- SOURCE RECORDS
★ ★ ★ ★ ★ ★ ★

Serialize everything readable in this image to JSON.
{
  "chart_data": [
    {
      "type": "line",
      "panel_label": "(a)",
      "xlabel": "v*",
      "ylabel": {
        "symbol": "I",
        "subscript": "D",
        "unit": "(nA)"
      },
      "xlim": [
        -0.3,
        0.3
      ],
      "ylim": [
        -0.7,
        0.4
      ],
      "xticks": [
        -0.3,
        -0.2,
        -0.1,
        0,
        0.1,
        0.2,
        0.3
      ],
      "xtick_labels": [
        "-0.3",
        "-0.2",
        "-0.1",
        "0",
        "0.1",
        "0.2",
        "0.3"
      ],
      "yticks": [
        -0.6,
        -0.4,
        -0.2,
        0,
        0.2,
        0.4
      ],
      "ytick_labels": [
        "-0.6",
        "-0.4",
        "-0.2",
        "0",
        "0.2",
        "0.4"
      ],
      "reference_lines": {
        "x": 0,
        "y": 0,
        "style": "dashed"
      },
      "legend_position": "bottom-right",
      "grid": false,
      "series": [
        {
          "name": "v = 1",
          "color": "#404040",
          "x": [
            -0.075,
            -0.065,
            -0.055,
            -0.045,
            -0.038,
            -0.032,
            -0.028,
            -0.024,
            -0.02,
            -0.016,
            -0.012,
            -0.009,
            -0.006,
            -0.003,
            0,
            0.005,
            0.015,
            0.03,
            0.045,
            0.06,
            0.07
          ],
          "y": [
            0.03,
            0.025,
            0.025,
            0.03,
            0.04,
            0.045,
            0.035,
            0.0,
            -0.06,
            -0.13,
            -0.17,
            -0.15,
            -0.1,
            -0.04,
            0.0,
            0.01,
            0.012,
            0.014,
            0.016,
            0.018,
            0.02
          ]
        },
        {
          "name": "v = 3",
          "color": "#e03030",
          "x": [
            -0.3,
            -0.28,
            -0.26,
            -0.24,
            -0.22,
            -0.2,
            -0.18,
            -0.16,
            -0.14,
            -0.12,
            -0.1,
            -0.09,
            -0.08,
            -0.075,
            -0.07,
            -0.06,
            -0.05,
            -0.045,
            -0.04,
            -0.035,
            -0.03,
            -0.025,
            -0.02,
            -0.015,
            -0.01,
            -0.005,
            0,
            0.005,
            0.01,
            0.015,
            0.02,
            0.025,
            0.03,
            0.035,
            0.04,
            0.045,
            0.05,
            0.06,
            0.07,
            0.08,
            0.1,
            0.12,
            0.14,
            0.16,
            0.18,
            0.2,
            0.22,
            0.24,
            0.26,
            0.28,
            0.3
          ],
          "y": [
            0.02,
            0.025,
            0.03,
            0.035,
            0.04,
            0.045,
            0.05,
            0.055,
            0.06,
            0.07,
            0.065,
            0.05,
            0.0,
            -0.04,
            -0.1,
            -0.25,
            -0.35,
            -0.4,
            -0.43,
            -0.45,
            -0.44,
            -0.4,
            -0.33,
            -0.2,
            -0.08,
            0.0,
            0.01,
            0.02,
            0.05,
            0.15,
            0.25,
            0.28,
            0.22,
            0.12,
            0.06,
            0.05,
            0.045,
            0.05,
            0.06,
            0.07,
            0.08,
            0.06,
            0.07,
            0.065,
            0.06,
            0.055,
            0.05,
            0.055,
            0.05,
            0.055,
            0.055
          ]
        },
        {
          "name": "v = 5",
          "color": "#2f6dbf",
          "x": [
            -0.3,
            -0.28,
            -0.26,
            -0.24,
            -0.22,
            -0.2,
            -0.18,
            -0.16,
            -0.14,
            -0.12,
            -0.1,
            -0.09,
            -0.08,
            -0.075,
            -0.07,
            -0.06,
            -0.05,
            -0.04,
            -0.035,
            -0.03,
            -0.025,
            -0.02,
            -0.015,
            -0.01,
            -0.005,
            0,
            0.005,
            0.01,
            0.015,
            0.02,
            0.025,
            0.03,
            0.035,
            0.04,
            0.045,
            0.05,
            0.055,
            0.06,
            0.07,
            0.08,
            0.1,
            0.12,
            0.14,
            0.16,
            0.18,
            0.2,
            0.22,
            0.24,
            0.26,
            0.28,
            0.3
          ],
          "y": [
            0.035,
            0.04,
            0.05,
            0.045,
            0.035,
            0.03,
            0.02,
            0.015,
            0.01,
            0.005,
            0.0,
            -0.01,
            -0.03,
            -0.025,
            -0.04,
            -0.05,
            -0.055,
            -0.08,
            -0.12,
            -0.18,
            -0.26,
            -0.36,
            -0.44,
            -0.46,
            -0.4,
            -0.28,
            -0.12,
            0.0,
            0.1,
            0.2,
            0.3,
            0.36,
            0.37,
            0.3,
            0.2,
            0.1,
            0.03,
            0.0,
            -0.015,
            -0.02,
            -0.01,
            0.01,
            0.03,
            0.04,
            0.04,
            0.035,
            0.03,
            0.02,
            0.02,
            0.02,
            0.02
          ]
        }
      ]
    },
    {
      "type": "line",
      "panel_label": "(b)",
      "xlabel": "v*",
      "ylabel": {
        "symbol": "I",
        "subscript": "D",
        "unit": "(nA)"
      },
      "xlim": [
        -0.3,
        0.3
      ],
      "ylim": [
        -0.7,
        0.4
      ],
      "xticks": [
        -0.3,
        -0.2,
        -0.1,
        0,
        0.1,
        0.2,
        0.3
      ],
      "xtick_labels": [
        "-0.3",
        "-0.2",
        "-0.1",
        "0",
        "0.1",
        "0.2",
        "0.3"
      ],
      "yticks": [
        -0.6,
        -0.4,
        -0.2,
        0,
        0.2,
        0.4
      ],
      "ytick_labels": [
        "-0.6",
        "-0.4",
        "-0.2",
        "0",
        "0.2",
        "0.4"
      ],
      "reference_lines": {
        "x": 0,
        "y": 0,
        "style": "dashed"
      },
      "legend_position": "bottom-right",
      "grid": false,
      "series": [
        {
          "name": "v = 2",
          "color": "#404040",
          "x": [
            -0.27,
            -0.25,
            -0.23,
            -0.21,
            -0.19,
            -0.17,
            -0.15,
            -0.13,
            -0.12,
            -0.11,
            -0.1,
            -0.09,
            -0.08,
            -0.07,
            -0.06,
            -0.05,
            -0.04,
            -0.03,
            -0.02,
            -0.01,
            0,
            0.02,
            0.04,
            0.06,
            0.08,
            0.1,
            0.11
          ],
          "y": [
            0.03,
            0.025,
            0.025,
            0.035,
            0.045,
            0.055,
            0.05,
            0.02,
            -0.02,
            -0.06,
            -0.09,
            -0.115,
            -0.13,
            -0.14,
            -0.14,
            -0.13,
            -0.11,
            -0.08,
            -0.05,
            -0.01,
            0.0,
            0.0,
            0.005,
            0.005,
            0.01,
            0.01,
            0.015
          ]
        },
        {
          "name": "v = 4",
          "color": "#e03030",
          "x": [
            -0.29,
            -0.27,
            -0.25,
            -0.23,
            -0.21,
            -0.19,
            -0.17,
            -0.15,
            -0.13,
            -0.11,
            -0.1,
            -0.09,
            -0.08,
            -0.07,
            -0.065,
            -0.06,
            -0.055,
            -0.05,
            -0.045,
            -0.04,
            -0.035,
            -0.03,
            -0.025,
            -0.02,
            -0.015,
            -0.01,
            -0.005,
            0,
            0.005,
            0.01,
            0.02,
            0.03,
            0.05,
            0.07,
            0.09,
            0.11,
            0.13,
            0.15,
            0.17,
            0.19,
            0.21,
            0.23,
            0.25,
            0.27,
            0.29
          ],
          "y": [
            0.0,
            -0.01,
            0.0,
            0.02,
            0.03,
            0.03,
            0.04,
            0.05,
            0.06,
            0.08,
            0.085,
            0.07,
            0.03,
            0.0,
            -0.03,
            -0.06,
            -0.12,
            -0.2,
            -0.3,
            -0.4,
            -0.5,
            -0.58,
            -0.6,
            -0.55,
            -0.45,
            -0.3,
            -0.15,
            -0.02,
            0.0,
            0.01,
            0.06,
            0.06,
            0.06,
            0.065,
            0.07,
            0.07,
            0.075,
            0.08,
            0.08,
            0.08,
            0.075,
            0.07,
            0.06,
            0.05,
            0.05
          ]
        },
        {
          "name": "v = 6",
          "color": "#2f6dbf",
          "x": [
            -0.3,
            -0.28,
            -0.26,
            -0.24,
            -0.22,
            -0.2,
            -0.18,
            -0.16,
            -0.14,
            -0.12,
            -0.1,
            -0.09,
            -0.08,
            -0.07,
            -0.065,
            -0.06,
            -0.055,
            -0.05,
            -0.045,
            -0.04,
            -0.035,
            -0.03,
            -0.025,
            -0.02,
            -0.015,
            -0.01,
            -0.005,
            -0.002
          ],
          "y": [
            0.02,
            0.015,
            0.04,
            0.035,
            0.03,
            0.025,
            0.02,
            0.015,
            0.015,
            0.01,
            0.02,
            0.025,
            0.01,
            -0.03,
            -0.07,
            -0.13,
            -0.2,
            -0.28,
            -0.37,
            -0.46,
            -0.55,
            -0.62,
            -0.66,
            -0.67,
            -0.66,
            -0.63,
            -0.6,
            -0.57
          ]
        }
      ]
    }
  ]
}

★ ★ ★ ★ ★ ★ ★

- STATED GOAL
Whenever "name" turns up in a line, pick that line out.

- RESULT FOR THIS EXERCISE
          "name": "v = 1",
          "name": "v = 3",
          "name": "v = 5",
          "name": "v = 2",
          "name": "v = 4",
          "name": "v = 6",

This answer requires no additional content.